Collect every line below that contains the word "JSON".

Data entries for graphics
━━━━━━━━━━━━━━━━━━━━
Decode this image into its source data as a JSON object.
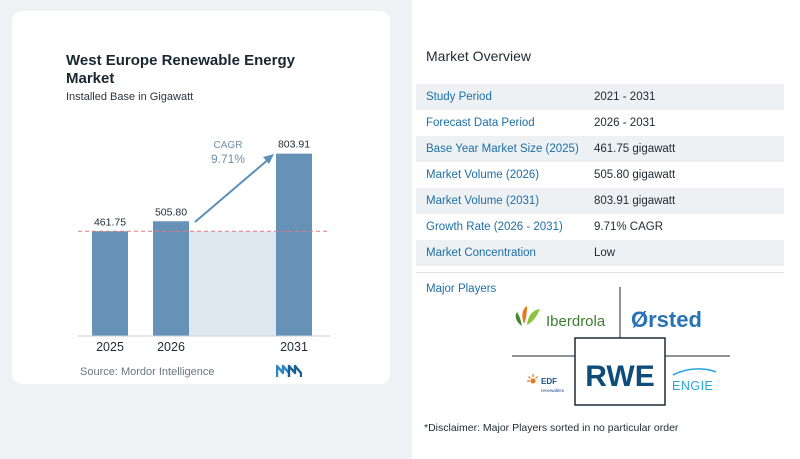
{
  "chart_data": {
    "type": "bar",
    "title": "West Europe Renewable Energy Market",
    "subtitle": "Installed Base in Gigawatt",
    "categories": [
      "2025",
      "2026",
      "2031"
    ],
    "values": [
      461.75,
      505.8,
      803.91
    ],
    "value_labels": [
      "461.75",
      "505.80",
      "803.91"
    ],
    "cagr_label": "CAGR",
    "cagr_value": "9.71%",
    "ylim": [
      0,
      900
    ],
    "reference_line": 461.75,
    "colors": {
      "bar": "#6592b6",
      "bar_highlight": "#a7c2d9",
      "band": "#dfe8f1",
      "arrow": "#5b90b8",
      "ref_line": "#e07b7b"
    }
  },
  "source": "Source: Mordor Intelligence",
  "overview": {
    "title": "Market Overview",
    "rows": [
      {
        "label": "Study Period",
        "value": "2021 - 2031"
      },
      {
        "label": "Forecast Data Period",
        "value": "2026 - 2031"
      },
      {
        "label": "Base Year Market Size (2025)",
        "value": "461.75 gigawatt"
      },
      {
        "label": "Market Volume (2026)",
        "value": "505.80 gigawatt"
      },
      {
        "label": "Market Volume (2031)",
        "value": "803.91 gigawatt"
      },
      {
        "label": "Growth Rate (2026 - 2031)",
        "value": "9.71% CAGR"
      },
      {
        "label": "Market Concentration",
        "value": "Low"
      }
    ]
  },
  "players": {
    "title": "Major Players",
    "logos": {
      "iberdrola": "Iberdrola",
      "orsted": "Ørsted",
      "rwe": "RWE",
      "edf": "EDF",
      "edf_sub": "renewables",
      "engie": "ENGIE"
    }
  },
  "disclaimer": "*Disclaimer: Major Players sorted in no particular order"
}
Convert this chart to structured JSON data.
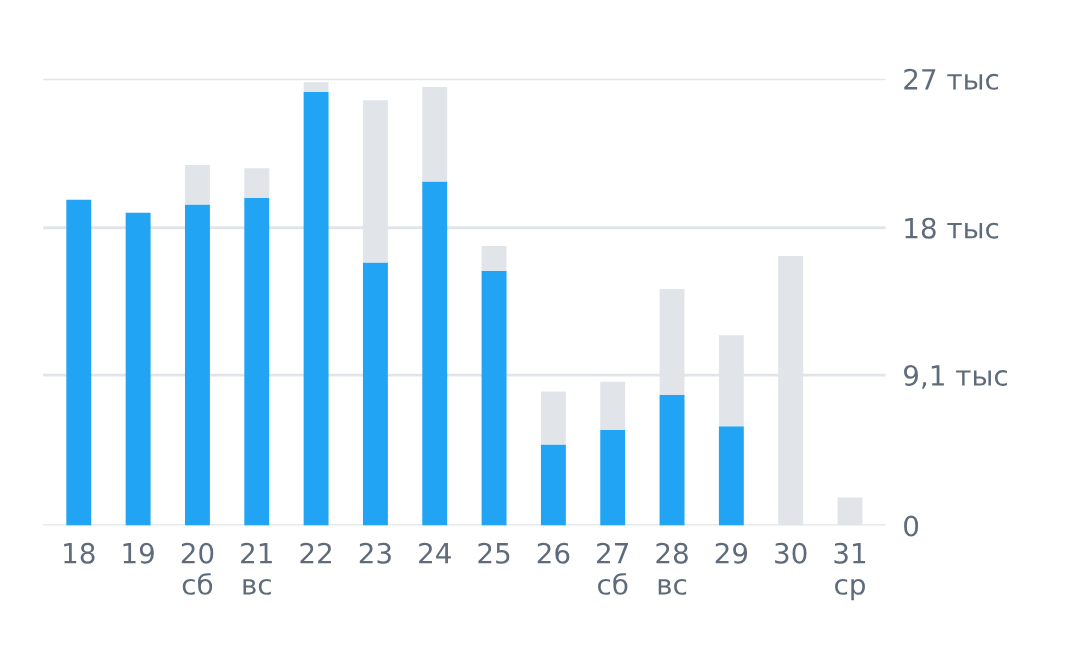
{
  "chart_data": {
    "type": "bar",
    "stacked": true,
    "categories": [
      "18",
      "19",
      "20\nсб",
      "21\nвс",
      "22",
      "23",
      "24",
      "25",
      "26",
      "27\nсб",
      "28\nвс",
      "29",
      "30",
      "31\nср"
    ],
    "series": [
      {
        "color": "#22a4f5",
        "values": [
          19.7,
          18.9,
          19.4,
          19.8,
          26.2,
          15.9,
          20.8,
          15.4,
          4.9,
          5.8,
          7.9,
          6.0,
          0,
          0
        ]
      },
      {
        "color": "#e1e5e9",
        "values": [
          0,
          0,
          2.4,
          1.8,
          0.6,
          9.8,
          5.7,
          1.5,
          3.2,
          2.9,
          6.4,
          5.5,
          16.3,
          1.7
        ]
      }
    ],
    "ylim": [
      0,
      27
    ],
    "yticks": [
      {
        "value": 0,
        "label": "0"
      },
      {
        "value": 9.1,
        "label": "9,1 тыс"
      },
      {
        "value": 18,
        "label": "18 тыс"
      },
      {
        "value": 27,
        "label": "27 тыс"
      }
    ],
    "grid": "y"
  }
}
━━━━━━━━━━━━━━━━━━━━
▸ **Response**:
Decode this image into its source data as a JSON object.
Convert this chart to structured JSON data.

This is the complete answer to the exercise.